_EXERCISE AIM:_
Copy every record exactly, and keep the pictures out.

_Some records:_
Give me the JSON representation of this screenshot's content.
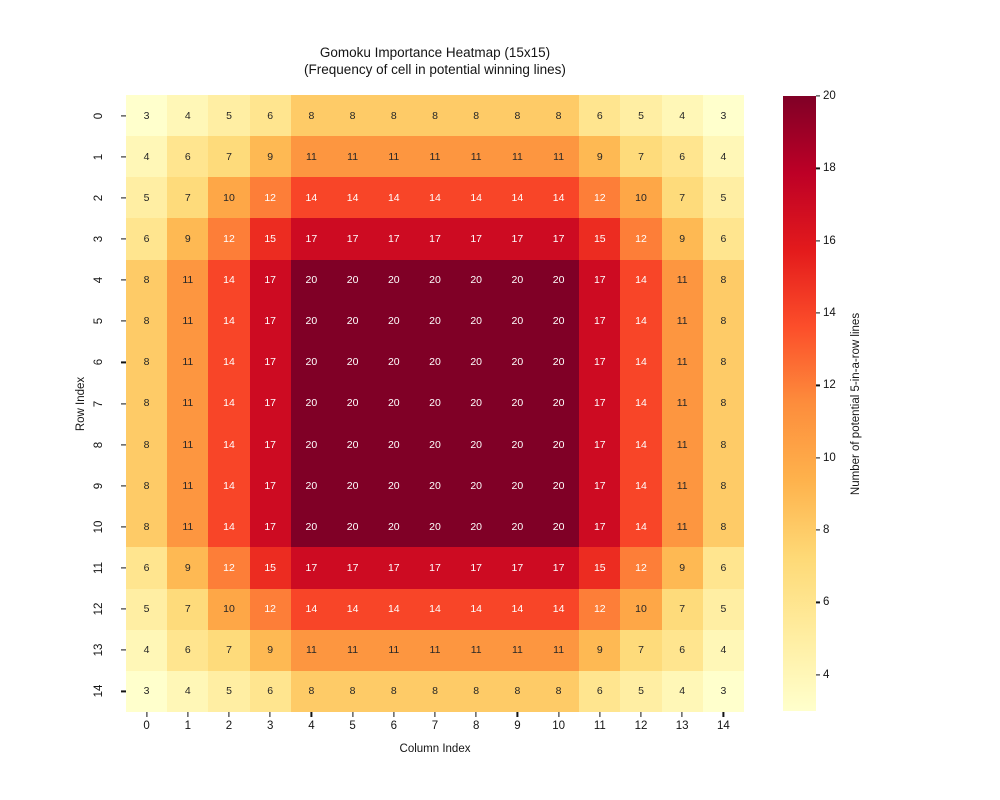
{
  "figure": {
    "background": "#ffffff"
  },
  "chart_data": {
    "type": "heatmap",
    "title": "Gomoku Importance Heatmap (15x15)",
    "subtitle": "(Frequency of cell in potential winning lines)",
    "xlabel": "Column Index",
    "ylabel": "Row Index",
    "x_tick_labels": [
      "0",
      "1",
      "2",
      "3",
      "4",
      "5",
      "6",
      "7",
      "8",
      "9",
      "10",
      "11",
      "12",
      "13",
      "14"
    ],
    "y_tick_labels": [
      "0",
      "1",
      "2",
      "3",
      "4",
      "5",
      "6",
      "7",
      "8",
      "9",
      "10",
      "11",
      "12",
      "13",
      "14"
    ],
    "vmin": 3,
    "vmax": 20,
    "grid": false,
    "matrix": [
      [
        3,
        4,
        5,
        6,
        8,
        8,
        8,
        8,
        8,
        8,
        8,
        6,
        5,
        4,
        3
      ],
      [
        4,
        6,
        7,
        9,
        11,
        11,
        11,
        11,
        11,
        11,
        11,
        9,
        7,
        6,
        4
      ],
      [
        5,
        7,
        10,
        12,
        14,
        14,
        14,
        14,
        14,
        14,
        14,
        12,
        10,
        7,
        5
      ],
      [
        6,
        9,
        12,
        15,
        17,
        17,
        17,
        17,
        17,
        17,
        17,
        15,
        12,
        9,
        6
      ],
      [
        8,
        11,
        14,
        17,
        20,
        20,
        20,
        20,
        20,
        20,
        20,
        17,
        14,
        11,
        8
      ],
      [
        8,
        11,
        14,
        17,
        20,
        20,
        20,
        20,
        20,
        20,
        20,
        17,
        14,
        11,
        8
      ],
      [
        8,
        11,
        14,
        17,
        20,
        20,
        20,
        20,
        20,
        20,
        20,
        17,
        14,
        11,
        8
      ],
      [
        8,
        11,
        14,
        17,
        20,
        20,
        20,
        20,
        20,
        20,
        20,
        17,
        14,
        11,
        8
      ],
      [
        8,
        11,
        14,
        17,
        20,
        20,
        20,
        20,
        20,
        20,
        20,
        17,
        14,
        11,
        8
      ],
      [
        8,
        11,
        14,
        17,
        20,
        20,
        20,
        20,
        20,
        20,
        20,
        17,
        14,
        11,
        8
      ],
      [
        8,
        11,
        14,
        17,
        20,
        20,
        20,
        20,
        20,
        20,
        20,
        17,
        14,
        11,
        8
      ],
      [
        6,
        9,
        12,
        15,
        17,
        17,
        17,
        17,
        17,
        17,
        17,
        15,
        12,
        9,
        6
      ],
      [
        5,
        7,
        10,
        12,
        14,
        14,
        14,
        14,
        14,
        14,
        14,
        12,
        10,
        7,
        5
      ],
      [
        4,
        6,
        7,
        9,
        11,
        11,
        11,
        11,
        11,
        11,
        11,
        9,
        7,
        6,
        4
      ],
      [
        3,
        4,
        5,
        6,
        8,
        8,
        8,
        8,
        8,
        8,
        8,
        6,
        5,
        4,
        3
      ]
    ],
    "colormap": {
      "name": "YlOrRd",
      "stops": [
        "#ffffcc",
        "#ffeda0",
        "#fed976",
        "#feb24c",
        "#fd8d3c",
        "#fc4e2a",
        "#e31a1c",
        "#bd0026",
        "#800026"
      ]
    },
    "annotation_text_colors": {
      "dark": "#262626",
      "light": "#ffffff"
    },
    "colorbar": {
      "label": "Number of potential 5-in-a-row lines",
      "ticks": [
        4,
        6,
        8,
        10,
        12,
        14,
        16,
        18,
        20
      ],
      "position": "right"
    }
  }
}
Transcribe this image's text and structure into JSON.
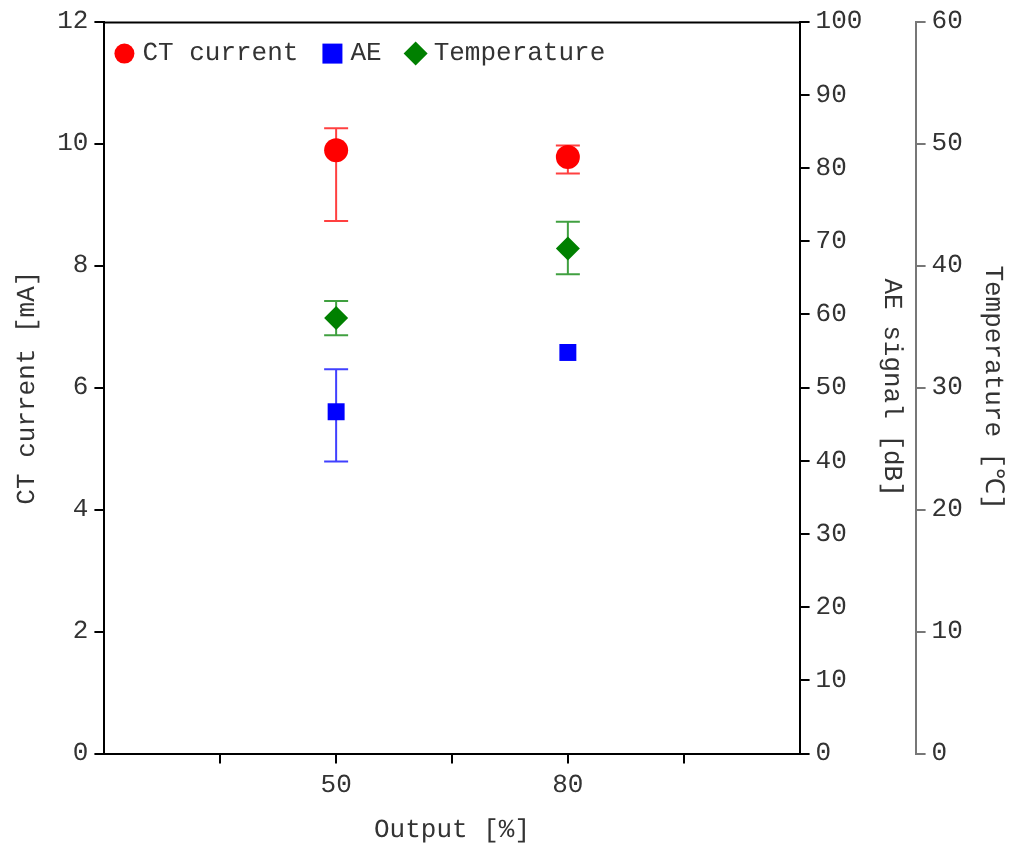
{
  "chart_data": {
    "type": "scatter",
    "xlabel": "Output [%]",
    "ylabel": "CT current [mA]",
    "y2label": "AE signal [dB]",
    "y3label": "Temperature [℃]",
    "x": [
      50,
      80
    ],
    "xlim": [
      20,
      110
    ],
    "xticks": [
      {
        "value": 35,
        "label": null
      },
      50,
      {
        "value": 65,
        "label": null
      },
      80,
      {
        "value": 95,
        "label": null
      }
    ],
    "ylim": [
      0,
      12
    ],
    "yticks": [
      0,
      2,
      4,
      6,
      8,
      10,
      12
    ],
    "y2lim": [
      0,
      100
    ],
    "y2ticks": [
      0,
      10,
      20,
      30,
      40,
      50,
      60,
      70,
      80,
      90,
      100
    ],
    "y3lim": [
      0,
      60
    ],
    "y3ticks": [
      0,
      10,
      20,
      30,
      40,
      50,
      60
    ],
    "legend": "top left",
    "grid": false,
    "series": [
      {
        "name": "CT current",
        "color": "#ff0000",
        "marker": "circle",
        "values": [
          9.89,
          9.78
        ],
        "errors": [
          [
            8.73,
            10.25
          ],
          [
            9.51,
            9.97
          ]
        ]
      },
      {
        "name": "AE",
        "color": "#0000ff",
        "marker": "square",
        "axis": "y2",
        "values": [
          46.7,
          54.8
        ],
        "errors": [
          [
            39.9,
            52.5
          ],
          null
        ]
      },
      {
        "name": "Temperature",
        "color": "#008000",
        "marker": "diamond",
        "axis": "y3",
        "values": [
          35.7,
          41.4
        ],
        "errors": [
          [
            34.3,
            37.1
          ],
          [
            39.3,
            43.6
          ]
        ]
      }
    ]
  }
}
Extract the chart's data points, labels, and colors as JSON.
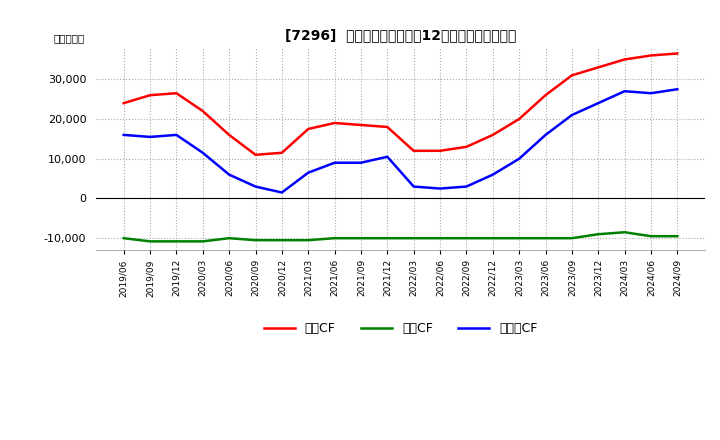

_FINISHED TASK:_
Give me the JSON representation of this screenshot's content.
{
  "figure": {
    "background": "#ffffff"
  },
  "chart_data": {
    "type": "heatmap",
    "title": "Gomoku Importance Heatmap (15x15)",
    "subtitle": "(Frequency of cell in potential winning lines)",
    "xlabel": "Column Index",
    "ylabel": "Row Index",
    "x_tick_labels": [
      "0",
      "1",
      "2",
      "3",
      "4",
      "5",
      "6",
      "7",
      "8",
      "9",
      "10",
      "11",
      "12",
      "13",
      "14"
    ],
    "y_tick_labels": [
      "0",
      "1",
      "2",
      "3",
      "4",
      "5",
      "6",
      "7",
      "8",
      "9",
      "10",
      "11",
      "12",
      "13",
      "14"
    ],
    "vmin": 3,
    "vmax": 20,
    "grid": false,
    "matrix": [
      [
        3,
        4,
        5,
        6,
        8,
        8,
        8,
        8,
        8,
        8,
        8,
        6,
        5,
        4,
        3
      ],
      [
        4,
        6,
        7,
        9,
        11,
        11,
        11,
        11,
        11,
        11,
        11,
        9,
        7,
        6,
        4
      ],
      [
        5,
        7,
        10,
        12,
        14,
        14,
        14,
        14,
        14,
        14,
        14,
        12,
        10,
        7,
        5
      ],
      [
        6,
        9,
        12,
        15,
        17,
        17,
        17,
        17,
        17,
        17,
        17,
        15,
        12,
        9,
        6
      ],
      [
        8,
        11,
        14,
        17,
        20,
        20,
        20,
        20,
        20,
        20,
        20,
        17,
        14,
        11,
        8
      ],
      [
        8,
        11,
        14,
        17,
        20,
        20,
        20,
        20,
        20,
        20,
        20,
        17,
        14,
        11,
        8
      ],
      [
        8,
        11,
        14,
        17,
        20,
        20,
        20,
        20,
        20,
        20,
        20,
        17,
        14,
        11,
        8
      ],
      [
        8,
        11,
        14,
        17,
        20,
        20,
        20,
        20,
        20,
        20,
        20,
        17,
        14,
        11,
        8
      ],
      [
        8,
        11,
        14,
        17,
        20,
        20,
        20,
        20,
        20,
        20,
        20,
        17,
        14,
        11,
        8
      ],
      [
        8,
        11,
        14,
        17,
        20,
        20,
        20,
        20,
        20,
        20,
        20,
        17,
        14,
        11,
        8
      ],
      [
        8,
        11,
        14,
        17,
        20,
        20,
        20,
        20,
        20,
        20,
        20,
        17,
        14,
        11,
        8
      ],
      [
        6,
        9,
        12,
        15,
        17,
        17,
        17,
        17,
        17,
        17,
        17,
        15,
        12,
        9,
        6
      ],
      [
        5,
        7,
        10,
        12,
        14,
        14,
        14,
        14,
        14,
        14,
        14,
        12,
        10,
        7,
        5
      ],
      [
        4,
        6,
        7,
        9,
        11,
        11,
        11,
        11,
        11,
        11,
        11,
        9,
        7,
        6,
        4
      ],
      [
        3,
        4,
        5,
        6,
        8,
        8,
        8,
        8,
        8,
        8,
        8,
        6,
        5,
        4,
        3
      ]
    ],
    "colormap": {
      "name": "YlOrRd",
      "stops": [
        "#ffffcc",
        "#ffeda0",
        "#fed976",
        "#feb24c",
        "#fd8d3c",
        "#fc4e2a",
        "#e31a1c",
        "#bd0026",
        "#800026"
      ]
    },
    "annotation_text_colors": {
      "dark": "#262626",
      "light": "#ffffff"
    },
    "colorbar": {
      "label": "Number of potential 5-in-a-row lines",
      "ticks": [
        4,
        6,
        8,
        10,
        12,
        14,
        16,
        18,
        20
      ],
      "position": "right"
    }
  }
}
Transcribe this image's text and structure into JSON.
{
  "chart_data": {
    "type": "scatter",
    "xlabel": "Output [%]",
    "ylabel": "CT current [mA]",
    "y2label": "AE signal [dB]",
    "y3label": "Temperature [℃]",
    "x": [
      50,
      80
    ],
    "xlim": [
      20,
      110
    ],
    "xticks": [
      {
        "value": 35,
        "label": null
      },
      50,
      {
        "value": 65,
        "label": null
      },
      80,
      {
        "value": 95,
        "label": null
      }
    ],
    "ylim": [
      0,
      12
    ],
    "yticks": [
      0,
      2,
      4,
      6,
      8,
      10,
      12
    ],
    "y2lim": [
      0,
      100
    ],
    "y2ticks": [
      0,
      10,
      20,
      30,
      40,
      50,
      60,
      70,
      80,
      90,
      100
    ],
    "y3lim": [
      0,
      60
    ],
    "y3ticks": [
      0,
      10,
      20,
      30,
      40,
      50,
      60
    ],
    "legend": "top left",
    "grid": false,
    "series": [
      {
        "name": "CT current",
        "color": "#ff0000",
        "marker": "circle",
        "values": [
          9.89,
          9.78
        ],
        "errors": [
          [
            8.73,
            10.25
          ],
          [
            9.51,
            9.97
          ]
        ]
      },
      {
        "name": "AE",
        "color": "#0000ff",
        "marker": "square",
        "axis": "y2",
        "values": [
          46.7,
          54.8
        ],
        "errors": [
          [
            39.9,
            52.5
          ],
          null
        ]
      },
      {
        "name": "Temperature",
        "color": "#008000",
        "marker": "diamond",
        "axis": "y3",
        "values": [
          35.7,
          41.4
        ],
        "errors": [
          [
            34.3,
            37.1
          ],
          [
            39.3,
            43.6
          ]
        ]
      }
    ]
  }
}
Extract the chart's data points, labels, and colors as JSON.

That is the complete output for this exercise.